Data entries
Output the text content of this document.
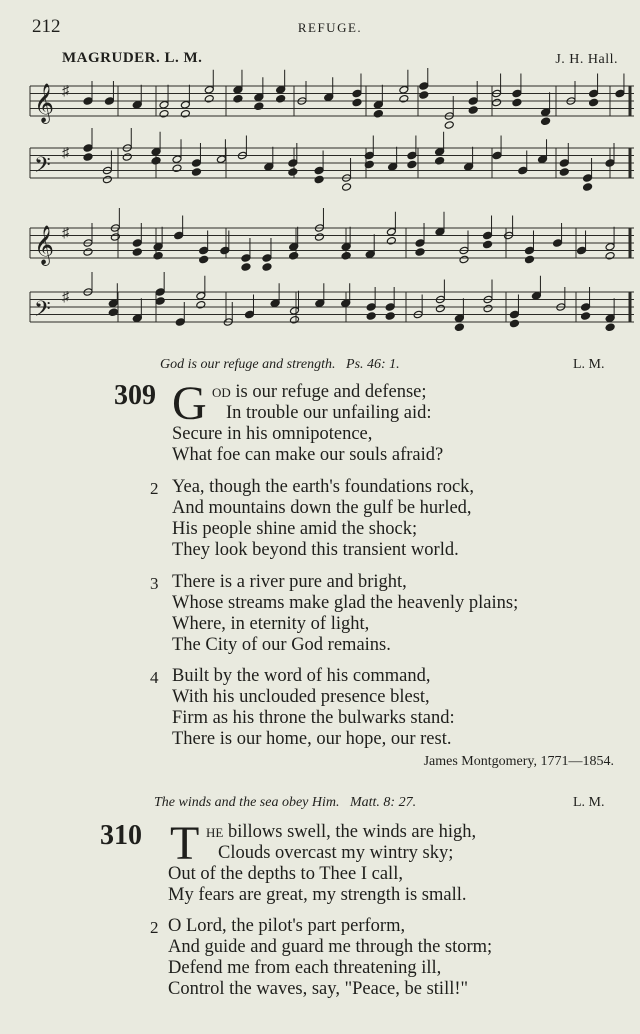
212	REFUGE.
MAGRUDER. L. M.	J. H. Hall.
𝄞 ♯
𝄢 ♯
𝄞 ♯
𝄢 ♯
God is our refuge and strength. Ps. 46: 1.	L. M.
309 G od is our refuge and defense;
In trouble our unfailing aid:
Secure in his omnipotence,
What foe can make our souls afraid?
2 Yea, though the earth's foundations rock,
And mountains down the gulf be hurled,
His people shine amid the shock;
They look beyond this transient world.
3 There is a river pure and bright,
Whose streams make glad the heavenly plains;
Where, in eternity of light,
The City of our God remains.
4 Built by the word of his command,
With his unclouded presence blest,
Firm as his throne the bulwarks stand:
There is our home, our hope, our rest.
James Montgomery, 1771—1854.
The winds and the sea obey Him. Matt. 8: 27.	L. M.
310 T he billows swell, the winds are high,
Clouds overcast my wintry sky;
Out of the depths to Thee I call,
My fears are great, my strength is small.
2 O Lord, the pilot's part perform,
And guide and guard me through the storm;
Defend me from each threatening ill,
Control the waves, say, "Peace, be still!"
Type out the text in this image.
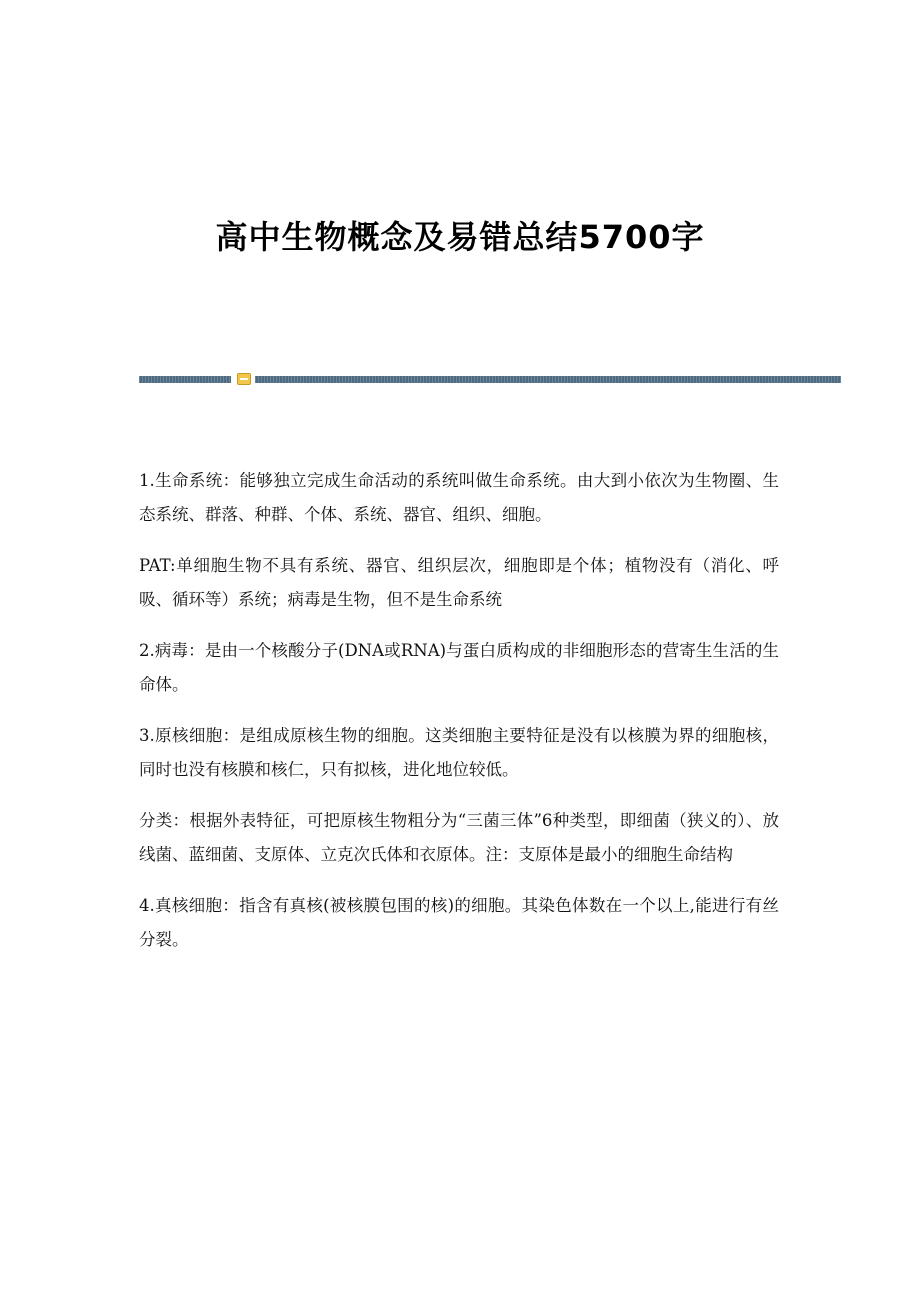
高中生物概念及易错总结5700字

1.生命系统：能够独立完成生命活动的系统叫做生命系统。由大到小依次为生物圈、生态系统、群落、种群、个体、系统、器官、组织、细胞。

PAT:单细胞生物不具有系统、器官、组织层次，细胞即是个体；植物没有（消化、呼吸、循环等）系统；病毒是生物，但不是生命系统

2.病毒：是由一个核酸分子(DNA或RNA)与蛋白质构成的非细胞形态的营寄生生活的生命体。

3.原核细胞：是组成原核生物的细胞。这类细胞主要特征是没有以核膜为界的细胞核，同时也没有核膜和核仁，只有拟核，进化地位较低。

分类：根据外表特征，可把原核生物粗分为“三菌三体”6种类型，即细菌（狭义的）、放线菌、蓝细菌、支原体、立克次氏体和衣原体。注：支原体是最小的细胞生命结构

4.真核细胞：指含有真核(被核膜包围的核)的细胞。其染色体数在一个以上,能进行有丝分裂。
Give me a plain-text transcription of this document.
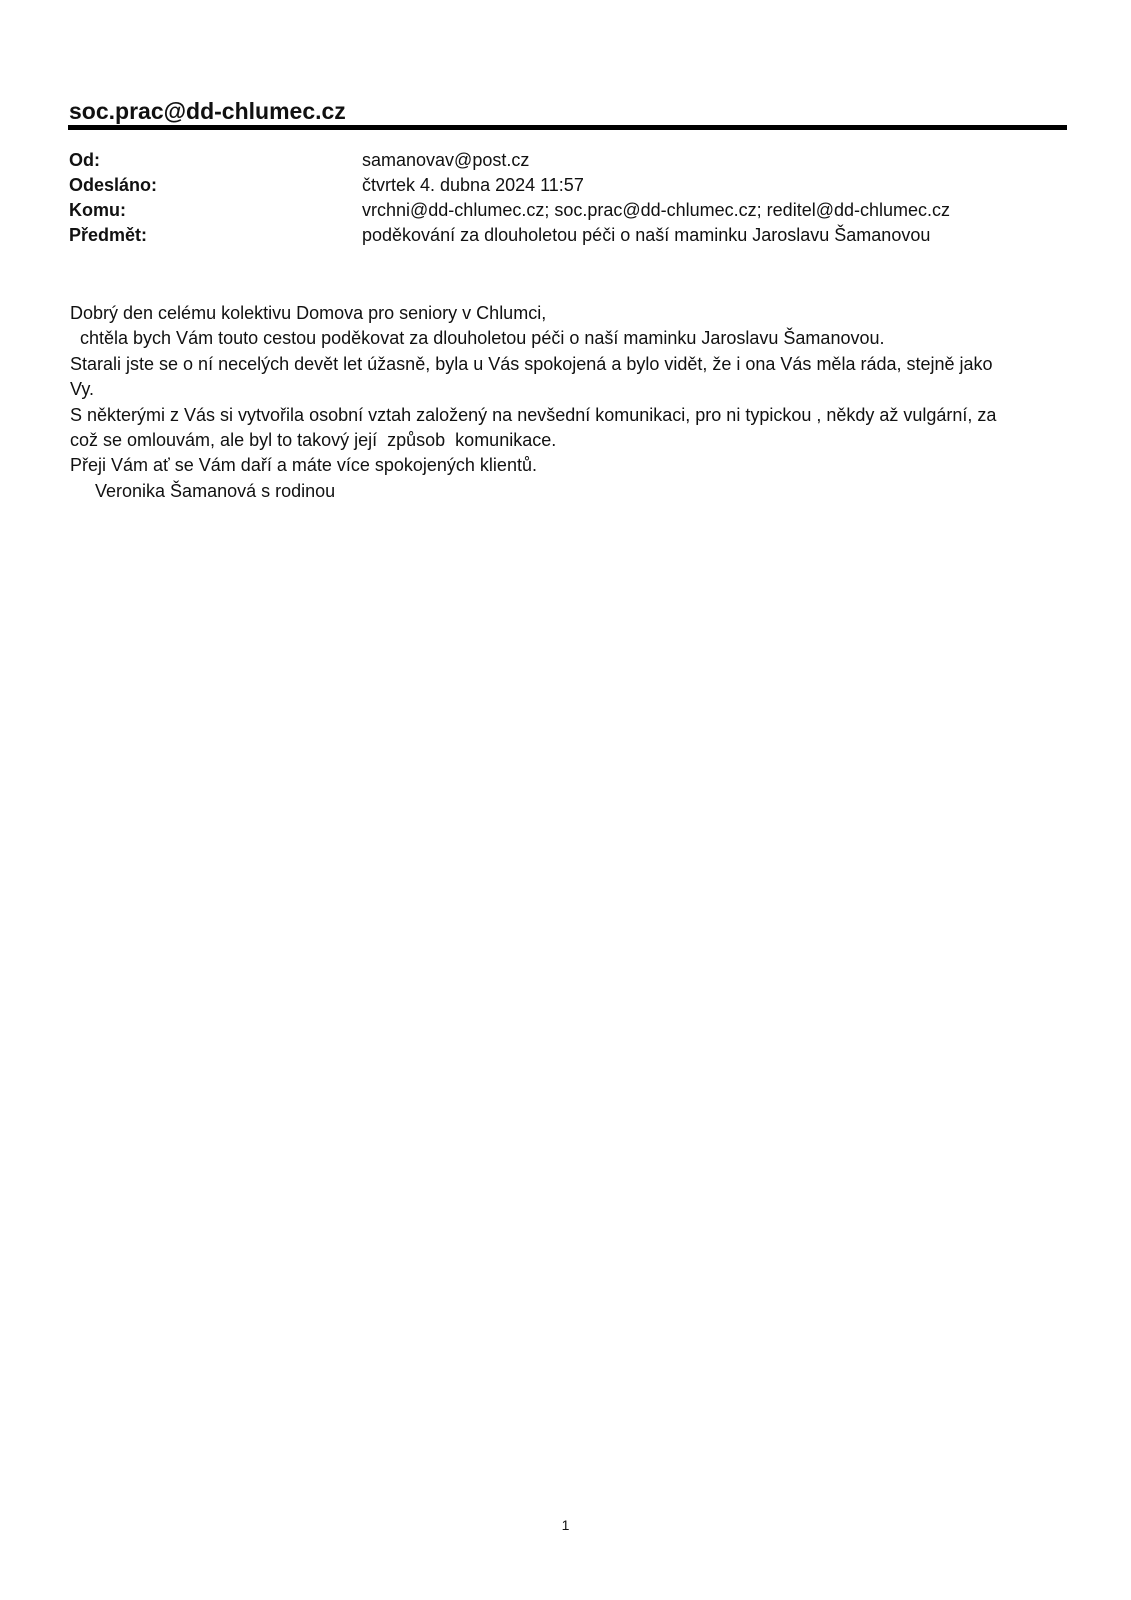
soc.prac@dd-chlumec.cz
Od:	samanovav@post.cz
Odesláno:	čtvrtek 4. dubna 2024 11:57
Komu:	vrchni@dd-chlumec.cz; soc.prac@dd-chlumec.cz; reditel@dd-chlumec.cz
Předmět:	poděkování za dlouholetou péči o naší maminku Jaroslavu Šamanovou
Dobrý den celému kolektivu Domova pro seniory v Chlumci,
chtěla bych Vám touto cestou poděkovat za dlouholetou péči o naší maminku Jaroslavu Šamanovou.
Starali jste se o ní necelých devět let úžasně, byla u Vás spokojená a bylo vidět, že i ona Vás měla ráda, stejně jako
Vy.
S některými z Vás si vytvořila osobní vztah založený na nevšední komunikaci, pro ni typickou , někdy až vulgární, za
což se omlouvám, ale byl to takový její  způsob  komunikace.
Přeji Vám ať se Vám daří a máte více spokojených klientů.
Veronika Šamanová s rodinou
1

- **Work instructions**: Identify and copy lines that hold the string "chlumec".

- **Answer to the task**:
soc.prac@dd-chlumec.cz
Komu:	vrchni@dd-chlumec.cz; soc.prac@dd-chlumec.cz; reditel@dd-chlumec.cz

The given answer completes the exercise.